╭─ Entries shown

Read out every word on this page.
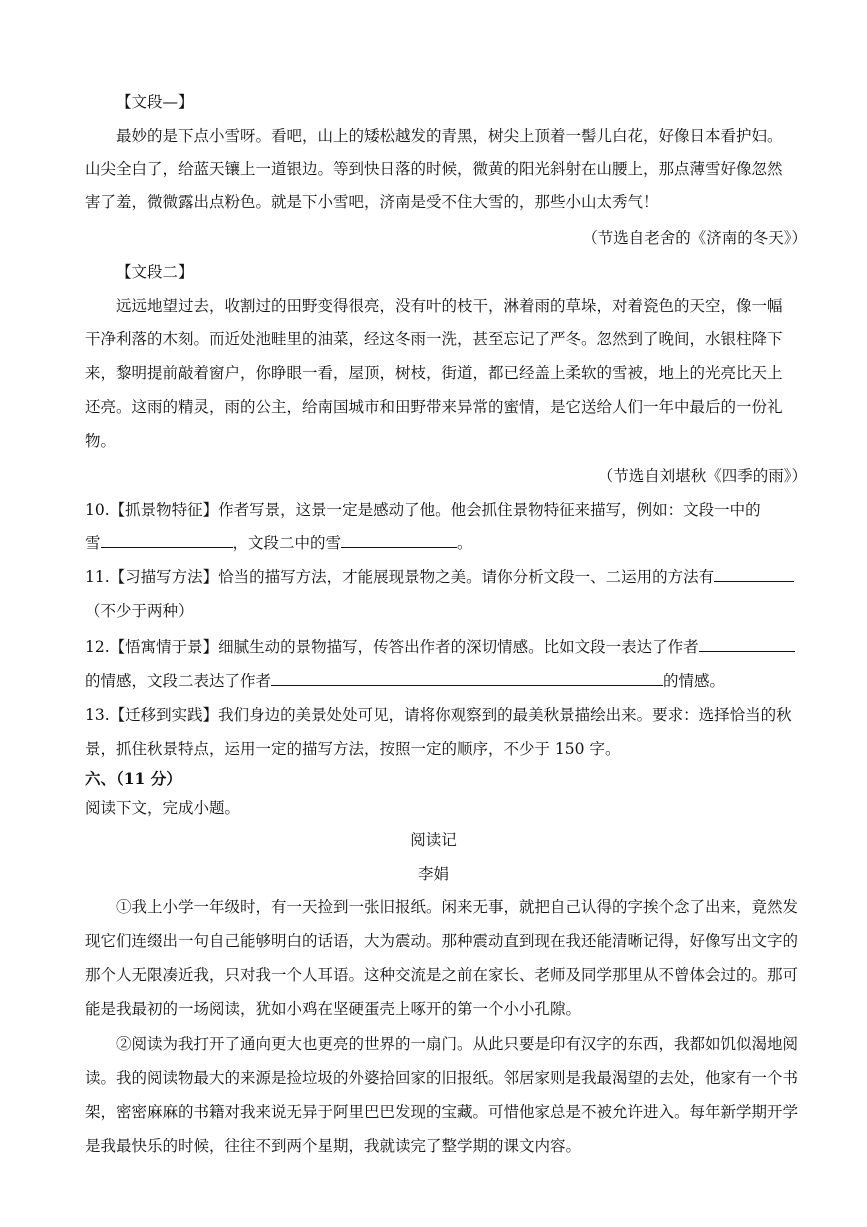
【文段—】
最妙的是下点小雪呀。看吧，山上的矮松越发的青黑，树尖上顶着一髻儿白花，好像日本看护妇。
山尖全白了，给蓝天镶上一道银边。等到快日落的时候，微黄的阳光斜射在山腰上，那点薄雪好像忽然
害了羞，微微露出点粉色。就是下小雪吧，济南是受不住大雪的，那些小山太秀气！
（节选自老舍的《济南的冬天》）
【文段二】
远远地望过去，收割过的田野变得很亮，没有叶的枝干，淋着雨的草垛，对着瓷色的天空，像一幅
干净利落的木刻。而近处池畦里的油菜，经这冬雨一洗，甚至忘记了严冬。忽然到了晚间，水银柱降下
来，黎明提前敲着窗户，你睁眼一看，屋顶，树枝，街道，都已经盖上柔软的雪被，地上的光亮比天上
还亮。这雨的精灵，雨的公主，给南国城市和田野带来异常的蜜情，是它送给人们一年中最后的一份礼
物。
（节选自刘堪秋《四季的雨》）
10.【抓景物特征】作者写景，这景一定是感动了他。他会抓住景物特征来描写，例如：文段一中的
雪	，文段二中的雪	。
11.【习描写方法】恰当的描写方法，才能展现景物之美。请你分析文段一、二运用的方法有
（不少于两种）
12.【悟寓情于景】细腻生动的景物描写，传答出作者的深切情感。比如文段一表达了作者
的情感，文段二表达了作者	的情感。
13.【迁移到实践】我们身边的美景处处可见，请将你观察到的最美秋景描绘出来。要求：选择恰当的秋
景，抓住秋景特点，运用一定的描写方法，按照一定的顺序，不少于 150 字。
六、（11 分）
阅读下文，完成小题。
阅读记
李娟
①我上小学一年级时，有一天捡到一张旧报纸。闲来无事，就把自己认得的字挨个念了出来，竟然发
现它们连缀出一句自己能够明白的话语，大为震动。那种震动直到现在我还能清晰记得，好像写出文字的
那个人无限凑近我，只对我一个人耳语。这种交流是之前在家长、老师及同学那里从不曾体会过的。那可
能是我最初的一场阅读，犹如小鸡在坚硬蛋壳上啄开的第一个小小孔隙。
②阅读为我打开了通向更大也更亮的世界的一扇门。从此只要是印有汉字的东西，我都如饥似渴地阅
读。我的阅读物最大的来源是捡垃圾的外婆拾回家的旧报纸。邻居家则是我最渴望的去处，他家有一个书
架，密密麻麻的书籍对我来说无异于阿里巴巴发现的宝藏。可惜他家总是不被允许进入。每年新学期开学
是我最快乐的时候，往往不到两个星期，我就读完了整学期的课文内容。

╰─

- **Exercise objective**: Go through the data above and transcribe it in full, omitting any image.

- **Answer for the task**:
Read out every word on this page.
【文段—】
最妙的是下点小雪呀。看吧，山上的矮松越发的青黑，树尖上顶着一髻儿白花，好像日本看护妇。
山尖全白了，给蓝天镶上一道银边。等到快日落的时候，微黄的阳光斜射在山腰上，那点薄雪好像忽然
害了羞，微微露出点粉色。就是下小雪吧，济南是受不住大雪的，那些小山太秀气！
（节选自老舍的《济南的冬天》）
【文段二】
远远地望过去，收割过的田野变得很亮，没有叶的枝干，淋着雨的草垛，对着瓷色的天空，像一幅
干净利落的木刻。而近处池畦里的油菜，经这冬雨一洗，甚至忘记了严冬。忽然到了晚间，水银柱降下
来，黎明提前敲着窗户，你睁眼一看，屋顶，树枝，街道，都已经盖上柔软的雪被，地上的光亮比天上
还亮。这雨的精灵，雨的公主，给南国城市和田野带来异常的蜜情，是它送给人们一年中最后的一份礼
物。
（节选自刘堪秋《四季的雨》）
10.【抓景物特征】作者写景，这景一定是感动了他。他会抓住景物特征来描写，例如：文段一中的
雪	，文段二中的雪	。
11.【习描写方法】恰当的描写方法，才能展现景物之美。请你分析文段一、二运用的方法有
（不少于两种）
12.【悟寓情于景】细腻生动的景物描写，传答出作者的深切情感。比如文段一表达了作者
的情感，文段二表达了作者	的情感。
13.【迁移到实践】我们身边的美景处处可见，请将你观察到的最美秋景描绘出来。要求：选择恰当的秋
景，抓住秋景特点，运用一定的描写方法，按照一定的顺序，不少于 150 字。
六、（11 分）
阅读下文，完成小题。
阅读记
李娟
①我上小学一年级时，有一天捡到一张旧报纸。闲来无事，就把自己认得的字挨个念了出来，竟然发
现它们连缀出一句自己能够明白的话语，大为震动。那种震动直到现在我还能清晰记得，好像写出文字的
那个人无限凑近我，只对我一个人耳语。这种交流是之前在家长、老师及同学那里从不曾体会过的。那可
能是我最初的一场阅读，犹如小鸡在坚硬蛋壳上啄开的第一个小小孔隙。
②阅读为我打开了通向更大也更亮的世界的一扇门。从此只要是印有汉字的东西，我都如饥似渴地阅
读。我的阅读物最大的来源是捡垃圾的外婆拾回家的旧报纸。邻居家则是我最渴望的去处，他家有一个书
架，密密麻麻的书籍对我来说无异于阿里巴巴发现的宝藏。可惜他家总是不被允许进入。每年新学期开学
是我最快乐的时候，往往不到两个星期，我就读完了整学期的课文内容。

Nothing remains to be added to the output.